— start of STORED ROWS —

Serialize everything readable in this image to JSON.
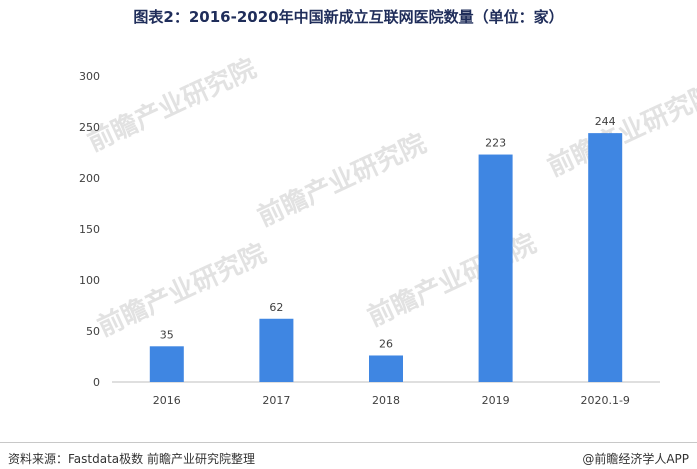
{
  "title": "图表2：2016-2020年中国新成立互联网医院数量（单位：家）",
  "watermark_text": "前瞻产业研究院",
  "footer": {
    "source": "资料来源：Fastdata极数  前瞻产业研究院整理",
    "brand": "@前瞻经济学人APP"
  },
  "colors": {
    "bar": "#3f86e2",
    "axis": "#bfbfbf",
    "text": "#404040"
  },
  "chart_data": {
    "type": "bar",
    "categories": [
      "2016",
      "2017",
      "2018",
      "2019",
      "2020.1-9"
    ],
    "values": [
      35,
      62,
      26,
      223,
      244
    ],
    "yticks": [
      0,
      50,
      100,
      150,
      200,
      250,
      300
    ],
    "ylim": [
      0,
      300
    ],
    "grid": false,
    "title": "图表2：2016-2020年中国新成立互联网医院数量（单位：家）"
  }
}
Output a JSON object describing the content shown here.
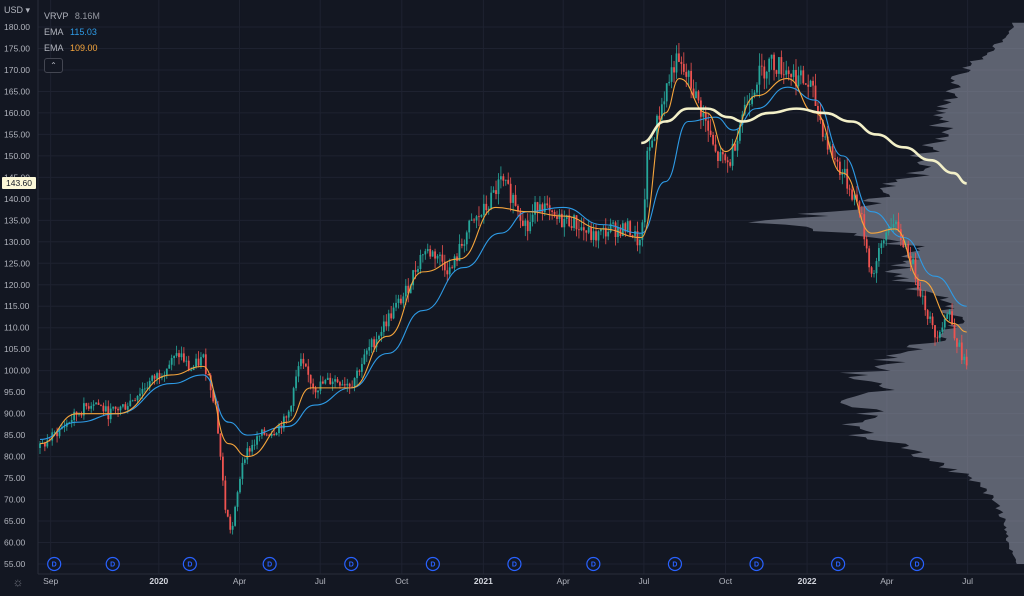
{
  "header": {
    "currency": "USD",
    "collapse_icon": "chevron-up-icon",
    "collapse_label": "⌃"
  },
  "legend": {
    "vrvp": {
      "label": "VRVP",
      "value": "8.16M"
    },
    "ema_fast": {
      "label": "EMA",
      "value": "115.03",
      "color": "#2e9be6"
    },
    "ema_slow": {
      "label": "EMA",
      "value": "109.00",
      "color": "#f6a53c"
    }
  },
  "colors": {
    "background": "#131722",
    "grid": "#1e2230",
    "up": "#26a69a",
    "down": "#ef5350",
    "ema_fast": "#2e9be6",
    "ema_slow": "#f6a53c",
    "sma_long": "#f3f0c8",
    "volume_profile": "#9aa0b0"
  },
  "price_badge": "143.60",
  "dividend_marker_label": "D",
  "chart_data": {
    "type": "line",
    "title": "",
    "yaxis": {
      "range": [
        55,
        182
      ],
      "ticks": [
        "180.00",
        "175.00",
        "170.00",
        "165.00",
        "160.00",
        "155.00",
        "150.00",
        "145.00",
        "140.00",
        "135.00",
        "130.00",
        "125.00",
        "120.00",
        "115.00",
        "110.00",
        "105.00",
        "100.00",
        "95.00",
        "90.00",
        "85.00",
        "80.00",
        "75.00",
        "70.00",
        "65.00",
        "60.00",
        "55.00"
      ]
    },
    "xaxis": {
      "ticks": [
        {
          "label": "Sep",
          "bold": false
        },
        {
          "label": "2020",
          "bold": true
        },
        {
          "label": "Apr",
          "bold": false
        },
        {
          "label": "Jul",
          "bold": false
        },
        {
          "label": "Oct",
          "bold": false
        },
        {
          "label": "2021",
          "bold": true
        },
        {
          "label": "Apr",
          "bold": false
        },
        {
          "label": "Jul",
          "bold": false
        },
        {
          "label": "Oct",
          "bold": false
        },
        {
          "label": "2022",
          "bold": true
        },
        {
          "label": "Apr",
          "bold": false
        },
        {
          "label": "Jul",
          "bold": false
        }
      ]
    },
    "dividend_count": 12,
    "price_path": [
      [
        "2019-08-20",
        82
      ],
      [
        "2019-09-10",
        86
      ],
      [
        "2019-10-01",
        90
      ],
      [
        "2019-10-20",
        93
      ],
      [
        "2019-11-05",
        90
      ],
      [
        "2019-11-25",
        92
      ],
      [
        "2019-12-15",
        96
      ],
      [
        "2020-01-10",
        101
      ],
      [
        "2020-01-25",
        104
      ],
      [
        "2020-02-05",
        100
      ],
      [
        "2020-02-20",
        103
      ],
      [
        "2020-03-05",
        92
      ],
      [
        "2020-03-16",
        68
      ],
      [
        "2020-03-23",
        62
      ],
      [
        "2020-04-05",
        80
      ],
      [
        "2020-04-25",
        85
      ],
      [
        "2020-05-10",
        86
      ],
      [
        "2020-05-25",
        89
      ],
      [
        "2020-06-08",
        102
      ],
      [
        "2020-06-25",
        96
      ],
      [
        "2020-07-15",
        98
      ],
      [
        "2020-08-05",
        97
      ],
      [
        "2020-08-25",
        105
      ],
      [
        "2020-09-15",
        112
      ],
      [
        "2020-10-05",
        118
      ],
      [
        "2020-10-25",
        128
      ],
      [
        "2020-11-10",
        127
      ],
      [
        "2020-11-25",
        123
      ],
      [
        "2020-12-15",
        133
      ],
      [
        "2021-01-05",
        138
      ],
      [
        "2021-01-20",
        144
      ],
      [
        "2021-02-05",
        140
      ],
      [
        "2021-02-20",
        133
      ],
      [
        "2021-03-05",
        140
      ],
      [
        "2021-03-20",
        135
      ],
      [
        "2021-04-10",
        135
      ],
      [
        "2021-05-05",
        131
      ],
      [
        "2021-05-25",
        133
      ],
      [
        "2021-06-15",
        133
      ],
      [
        "2021-06-28",
        129
      ],
      [
        "2021-07-05",
        150
      ],
      [
        "2021-07-15",
        157
      ],
      [
        "2021-07-25",
        165
      ],
      [
        "2021-08-05",
        172
      ],
      [
        "2021-08-20",
        168
      ],
      [
        "2021-09-05",
        160
      ],
      [
        "2021-09-20",
        150
      ],
      [
        "2021-10-05",
        148
      ],
      [
        "2021-10-20",
        160
      ],
      [
        "2021-11-05",
        168
      ],
      [
        "2021-11-20",
        172
      ],
      [
        "2021-12-10",
        170
      ],
      [
        "2022-01-05",
        166
      ],
      [
        "2022-01-25",
        152
      ],
      [
        "2022-02-10",
        146
      ],
      [
        "2022-03-01",
        138
      ],
      [
        "2022-03-15",
        122
      ],
      [
        "2022-04-05",
        135
      ],
      [
        "2022-04-25",
        128
      ],
      [
        "2022-05-10",
        118
      ],
      [
        "2022-05-25",
        108
      ],
      [
        "2022-06-10",
        114
      ],
      [
        "2022-06-20",
        106
      ],
      [
        "2022-06-30",
        101
      ]
    ],
    "series": [
      {
        "name": "EMA",
        "color": "#2e9be6",
        "values": [
          [
            "2019-08-20",
            84
          ],
          [
            "2019-10-01",
            88
          ],
          [
            "2019-11-15",
            90
          ],
          [
            "2020-01-15",
            97
          ],
          [
            "2020-02-20",
            99
          ],
          [
            "2020-03-20",
            88
          ],
          [
            "2020-04-10",
            85
          ],
          [
            "2020-05-25",
            87
          ],
          [
            "2020-06-25",
            92
          ],
          [
            "2020-08-05",
            96
          ],
          [
            "2020-09-15",
            104
          ],
          [
            "2020-10-25",
            114
          ],
          [
            "2020-12-10",
            124
          ],
          [
            "2021-01-20",
            132
          ],
          [
            "2021-02-20",
            137
          ],
          [
            "2021-04-01",
            138
          ],
          [
            "2021-05-15",
            134
          ],
          [
            "2021-06-28",
            132
          ],
          [
            "2021-07-25",
            144
          ],
          [
            "2021-08-20",
            158
          ],
          [
            "2021-09-20",
            159
          ],
          [
            "2021-10-10",
            156
          ],
          [
            "2021-11-05",
            161
          ],
          [
            "2021-12-10",
            166
          ],
          [
            "2022-01-10",
            163
          ],
          [
            "2022-02-10",
            150
          ],
          [
            "2022-03-15",
            137
          ],
          [
            "2022-04-20",
            131
          ],
          [
            "2022-05-25",
            122
          ],
          [
            "2022-06-30",
            115
          ]
        ]
      },
      {
        "name": "EMA",
        "color": "#f6a53c",
        "values": [
          [
            "2019-08-20",
            83
          ],
          [
            "2019-10-01",
            90
          ],
          [
            "2019-11-15",
            90
          ],
          [
            "2020-01-15",
            99
          ],
          [
            "2020-02-20",
            101
          ],
          [
            "2020-03-20",
            83
          ],
          [
            "2020-04-10",
            80
          ],
          [
            "2020-05-25",
            88
          ],
          [
            "2020-06-20",
            96
          ],
          [
            "2020-08-05",
            96
          ],
          [
            "2020-09-15",
            108
          ],
          [
            "2020-10-25",
            123
          ],
          [
            "2020-12-05",
            126
          ],
          [
            "2021-01-15",
            138
          ],
          [
            "2021-02-20",
            137
          ],
          [
            "2021-04-01",
            136
          ],
          [
            "2021-05-15",
            133
          ],
          [
            "2021-06-28",
            131
          ],
          [
            "2021-07-25",
            160
          ],
          [
            "2021-08-10",
            168
          ],
          [
            "2021-09-10",
            160
          ],
          [
            "2021-10-01",
            151
          ],
          [
            "2021-11-05",
            164
          ],
          [
            "2021-12-10",
            168
          ],
          [
            "2022-01-10",
            160
          ],
          [
            "2022-02-10",
            146
          ],
          [
            "2022-03-15",
            132
          ],
          [
            "2022-04-10",
            133
          ],
          [
            "2022-05-10",
            121
          ],
          [
            "2022-06-15",
            111
          ],
          [
            "2022-06-30",
            109
          ]
        ]
      },
      {
        "name": "",
        "color": "#f3f0c8",
        "values": [
          [
            "2021-06-28",
            153
          ],
          [
            "2021-07-25",
            158
          ],
          [
            "2021-08-20",
            161
          ],
          [
            "2021-09-10",
            161
          ],
          [
            "2021-10-05",
            159
          ],
          [
            "2021-10-20",
            158
          ],
          [
            "2021-11-20",
            160
          ],
          [
            "2021-12-20",
            161
          ],
          [
            "2022-01-20",
            160
          ],
          [
            "2022-02-20",
            158
          ],
          [
            "2022-03-20",
            155
          ],
          [
            "2022-04-20",
            152
          ],
          [
            "2022-05-20",
            149
          ],
          [
            "2022-06-15",
            146
          ],
          [
            "2022-06-30",
            143.6
          ]
        ]
      }
    ],
    "volume_profile": {
      "bins_price": [
        57,
        60,
        63,
        66,
        69,
        72,
        75,
        78,
        81,
        84,
        87,
        90,
        93,
        96,
        99,
        102,
        105,
        108,
        111,
        114,
        117,
        120,
        123,
        126,
        129,
        132,
        135,
        138,
        141,
        144,
        147,
        150,
        153,
        156,
        159,
        162,
        165,
        168,
        171,
        174,
        177,
        180
      ],
      "bins_volume": [
        0.04,
        0.06,
        0.07,
        0.08,
        0.1,
        0.14,
        0.2,
        0.3,
        0.42,
        0.55,
        0.62,
        0.58,
        0.6,
        0.55,
        0.62,
        0.5,
        0.42,
        0.3,
        0.25,
        0.28,
        0.32,
        0.45,
        0.52,
        0.4,
        0.42,
        0.72,
        0.95,
        0.55,
        0.5,
        0.45,
        0.35,
        0.38,
        0.32,
        0.3,
        0.33,
        0.28,
        0.26,
        0.28,
        0.2,
        0.14,
        0.08,
        0.04
      ]
    }
  }
}
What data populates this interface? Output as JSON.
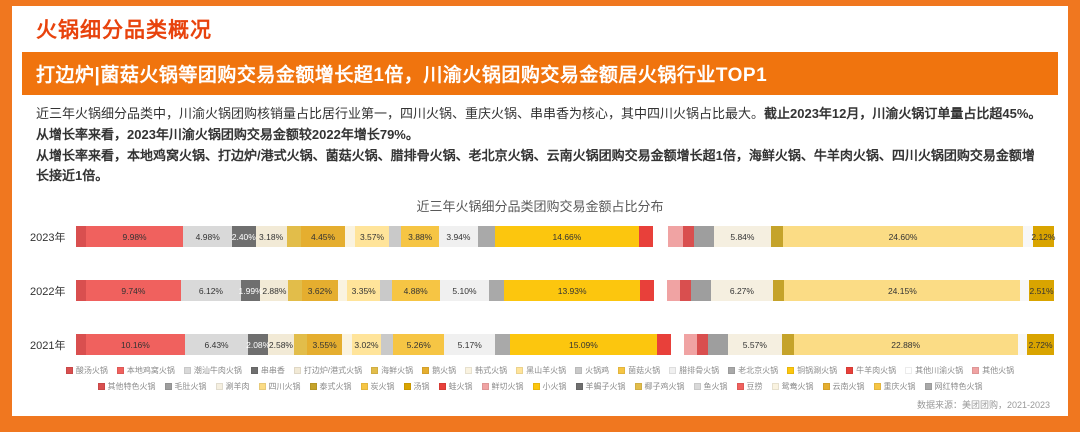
{
  "page": {
    "title": "火锅细分品类概况",
    "banner": "打边炉|菌菇火锅等团购交易金额增长超1倍，川渝火锅团购交易金额居火锅行业TOP1",
    "source_note": "数据来源：美团团购，2021-2023"
  },
  "colors": {
    "frame": "#f0771f",
    "banner": "#f0740e",
    "title": "#e8430d"
  },
  "paragraphs": [
    {
      "segments": [
        {
          "text": "近三年火锅细分品类中，川渝火锅团购核销量占比居行业第一，四川火锅、重庆火锅、串串香为核心，其中四川火锅占比最大。",
          "bold": false
        },
        {
          "text": "截止2023年12月，川渝火锅订单量占比超45%。从增长率来看，2023年川渝火锅团购交易金额较2022年增长79%。",
          "bold": true
        }
      ]
    },
    {
      "segments": [
        {
          "text": "从增长率来看，本地鸡窝火锅、打边炉/港式火锅、菌菇火锅、腊排骨火锅、老北京火锅、云南火锅团购交易金额增长超1倍，海鲜火锅、牛羊肉火锅、四川火锅团购交易金额增长接近1倍。",
          "bold": true
        }
      ]
    }
  ],
  "chart_data": {
    "type": "bar",
    "stacked": true,
    "orientation": "horizontal",
    "title": "近三年火锅细分品类团购交易金额占比分布",
    "unit": "%",
    "xlim": [
      0,
      100
    ],
    "grid": false,
    "legend_position": "bottom",
    "categories": [
      "2023年",
      "2022年",
      "2021年"
    ],
    "bars": [
      {
        "year": "2023年",
        "segments": [
          {
            "v": 1.0,
            "c": "#d94f4f"
          },
          {
            "v": 9.98,
            "c": "#f0615e",
            "l": "9.98%"
          },
          {
            "v": 4.98,
            "c": "#d9d9d9",
            "l": "4.98%"
          },
          {
            "v": 2.4,
            "c": "#6f6f6f",
            "l": "2.40%",
            "t": "#ffffff"
          },
          {
            "v": 3.18,
            "c": "#f2ead6",
            "l": "3.18%"
          },
          {
            "v": 1.5,
            "c": "#e2bd4a"
          },
          {
            "v": 4.45,
            "c": "#e5ae2f",
            "l": "4.45%"
          },
          {
            "v": 1.0,
            "c": "#faf3e0"
          },
          {
            "v": 3.57,
            "c": "#ffe49a",
            "l": "3.57%"
          },
          {
            "v": 1.2,
            "c": "#c9c9c9"
          },
          {
            "v": 3.88,
            "c": "#f6c544",
            "l": "3.88%"
          },
          {
            "v": 3.94,
            "c": "#f0f0f0",
            "l": "3.94%"
          },
          {
            "v": 1.8,
            "c": "#a9a9a9"
          },
          {
            "v": 14.66,
            "c": "#fcc60e",
            "l": "14.66%"
          },
          {
            "v": 1.5,
            "c": "#e8403a"
          },
          {
            "v": 1.5,
            "c": "#ffffff"
          },
          {
            "v": 1.5,
            "c": "#f0a3a3"
          },
          {
            "v": 1.2,
            "c": "#d94f4f"
          },
          {
            "v": 2.0,
            "c": "#9e9e9e"
          },
          {
            "v": 5.84,
            "c": "#f5efe0",
            "l": "5.84%"
          },
          {
            "v": 1.2,
            "c": "#c5a32a"
          },
          {
            "v": 24.6,
            "c": "#fbdc85",
            "l": "24.60%"
          },
          {
            "v": 1.0,
            "c": "#f7f7f7"
          },
          {
            "v": 2.12,
            "c": "#d9a400",
            "l": "2.12%"
          }
        ]
      },
      {
        "year": "2022年",
        "segments": [
          {
            "v": 1.0,
            "c": "#d94f4f"
          },
          {
            "v": 9.74,
            "c": "#f0615e",
            "l": "9.74%"
          },
          {
            "v": 6.12,
            "c": "#d9d9d9",
            "l": "6.12%"
          },
          {
            "v": 1.99,
            "c": "#6f6f6f",
            "l": "1.99%",
            "t": "#ffffff"
          },
          {
            "v": 2.88,
            "c": "#f2ead6",
            "l": "2.88%"
          },
          {
            "v": 1.4,
            "c": "#e2bd4a"
          },
          {
            "v": 3.62,
            "c": "#e5ae2f",
            "l": "3.62%"
          },
          {
            "v": 1.0,
            "c": "#faf3e0"
          },
          {
            "v": 3.35,
            "c": "#ffe49a",
            "l": "3.35%"
          },
          {
            "v": 1.2,
            "c": "#c9c9c9"
          },
          {
            "v": 4.88,
            "c": "#f6c544",
            "l": "4.88%"
          },
          {
            "v": 5.1,
            "c": "#f0f0f0",
            "l": "5.10%"
          },
          {
            "v": 1.5,
            "c": "#a9a9a9"
          },
          {
            "v": 13.93,
            "c": "#fcc60e",
            "l": "13.93%"
          },
          {
            "v": 1.4,
            "c": "#e8403a"
          },
          {
            "v": 1.3,
            "c": "#ffffff"
          },
          {
            "v": 1.4,
            "c": "#f0a3a3"
          },
          {
            "v": 1.1,
            "c": "#d94f4f"
          },
          {
            "v": 2.06,
            "c": "#9e9e9e"
          },
          {
            "v": 6.27,
            "c": "#f5efe0",
            "l": "6.27%"
          },
          {
            "v": 1.2,
            "c": "#c5a32a"
          },
          {
            "v": 24.15,
            "c": "#fbdc85",
            "l": "24.15%"
          },
          {
            "v": 0.9,
            "c": "#f7f7f7"
          },
          {
            "v": 2.51,
            "c": "#d9a400",
            "l": "2.51%"
          }
        ]
      },
      {
        "year": "2021年",
        "segments": [
          {
            "v": 1.0,
            "c": "#d94f4f"
          },
          {
            "v": 10.16,
            "c": "#f0615e",
            "l": "10.16%"
          },
          {
            "v": 6.43,
            "c": "#d9d9d9",
            "l": "6.43%"
          },
          {
            "v": 2.08,
            "c": "#6f6f6f",
            "l": "2.08%",
            "t": "#ffffff"
          },
          {
            "v": 2.58,
            "c": "#f2ead6",
            "l": "2.58%"
          },
          {
            "v": 1.4,
            "c": "#e2bd4a"
          },
          {
            "v": 3.55,
            "c": "#e5ae2f",
            "l": "3.55%"
          },
          {
            "v": 1.0,
            "c": "#faf3e0"
          },
          {
            "v": 3.02,
            "c": "#ffe49a",
            "l": "3.02%"
          },
          {
            "v": 1.2,
            "c": "#c9c9c9"
          },
          {
            "v": 5.26,
            "c": "#f6c544",
            "l": "5.26%"
          },
          {
            "v": 5.17,
            "c": "#f0f0f0",
            "l": "5.17%"
          },
          {
            "v": 1.5,
            "c": "#a9a9a9"
          },
          {
            "v": 15.09,
            "c": "#fcc60e",
            "l": "15.09%"
          },
          {
            "v": 1.4,
            "c": "#e8403a"
          },
          {
            "v": 1.3,
            "c": "#ffffff"
          },
          {
            "v": 1.4,
            "c": "#f0a3a3"
          },
          {
            "v": 1.1,
            "c": "#d94f4f"
          },
          {
            "v": 2.0,
            "c": "#9e9e9e"
          },
          {
            "v": 5.57,
            "c": "#f5efe0",
            "l": "5.57%"
          },
          {
            "v": 1.2,
            "c": "#c5a32a"
          },
          {
            "v": 22.88,
            "c": "#fbdc85",
            "l": "22.88%"
          },
          {
            "v": 0.99,
            "c": "#f7f7f7"
          },
          {
            "v": 2.72,
            "c": "#d9a400",
            "l": "2.72%"
          }
        ]
      }
    ],
    "legend_rows": [
      [
        {
          "label": "酸汤火锅",
          "color": "#d94f4f"
        },
        {
          "label": "本地鸡窝火锅",
          "color": "#f0615e"
        },
        {
          "label": "潮汕牛肉火锅",
          "color": "#d9d9d9"
        },
        {
          "label": "串串香",
          "color": "#6f6f6f"
        },
        {
          "label": "打边炉/港式火锅",
          "color": "#f2ead6"
        },
        {
          "label": "海鲜火锅",
          "color": "#e2bd4a"
        },
        {
          "label": "鹅火锅",
          "color": "#e5ae2f"
        },
        {
          "label": "韩式火锅",
          "color": "#faf3e0"
        },
        {
          "label": "黑山羊火锅",
          "color": "#ffe49a"
        },
        {
          "label": "火锅鸡",
          "color": "#c9c9c9"
        },
        {
          "label": "菌菇火锅",
          "color": "#f6c544"
        },
        {
          "label": "腊排骨火锅",
          "color": "#f0f0f0"
        },
        {
          "label": "老北京火锅",
          "color": "#a9a9a9"
        },
        {
          "label": "铜锅涮火锅",
          "color": "#fcc60e"
        },
        {
          "label": "牛羊肉火锅",
          "color": "#e8403a"
        },
        {
          "label": "其他川渝火锅",
          "color": "#ffffff"
        },
        {
          "label": "其他火锅",
          "color": "#f0a3a3"
        }
      ],
      [
        {
          "label": "其他特色火锅",
          "color": "#d94f4f"
        },
        {
          "label": "毛肚火锅",
          "color": "#9e9e9e"
        },
        {
          "label": "涮羊肉",
          "color": "#f5efe0"
        },
        {
          "label": "四川火锅",
          "color": "#fbdc85"
        },
        {
          "label": "泰式火锅",
          "color": "#c5a32a"
        },
        {
          "label": "炭火锅",
          "color": "#f6c544"
        },
        {
          "label": "汤锅",
          "color": "#d9a400"
        },
        {
          "label": "蛙火锅",
          "color": "#e8403a"
        },
        {
          "label": "鲜切火锅",
          "color": "#f0a3a3"
        },
        {
          "label": "小火锅",
          "color": "#fcc60e"
        },
        {
          "label": "羊蝎子火锅",
          "color": "#6f6f6f"
        },
        {
          "label": "椰子鸡火锅",
          "color": "#e2bd4a"
        },
        {
          "label": "鱼火锅",
          "color": "#d9d9d9"
        },
        {
          "label": "豆捞",
          "color": "#f0615e"
        },
        {
          "label": "鸳鸯火锅",
          "color": "#faf3e0"
        },
        {
          "label": "云南火锅",
          "color": "#e5ae2f"
        },
        {
          "label": "重庆火锅",
          "color": "#f6c544"
        },
        {
          "label": "网红特色火锅",
          "color": "#a9a9a9"
        }
      ]
    ]
  }
}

— end of STORED ROWS —

- **PROBLEM REQUIREMENTS**:
From the records, copy every line that has the string "从增长率来看" in it.

- **TASK RESULT**:
          "text": "截止2023年12月，川渝火锅订单量占比超45%。从增长率来看，2023年川渝火锅团购交易金额较2022年增长79%。",
          "text": "从增长率来看，本地鸡窝火锅、打边炉/港式火锅、菌菇火锅、腊排骨火锅、老北京火锅、云南火锅团购交易金额增长超1倍，海鲜火锅、牛羊肉火锅、四川火锅团购交易金额增长接近1倍。",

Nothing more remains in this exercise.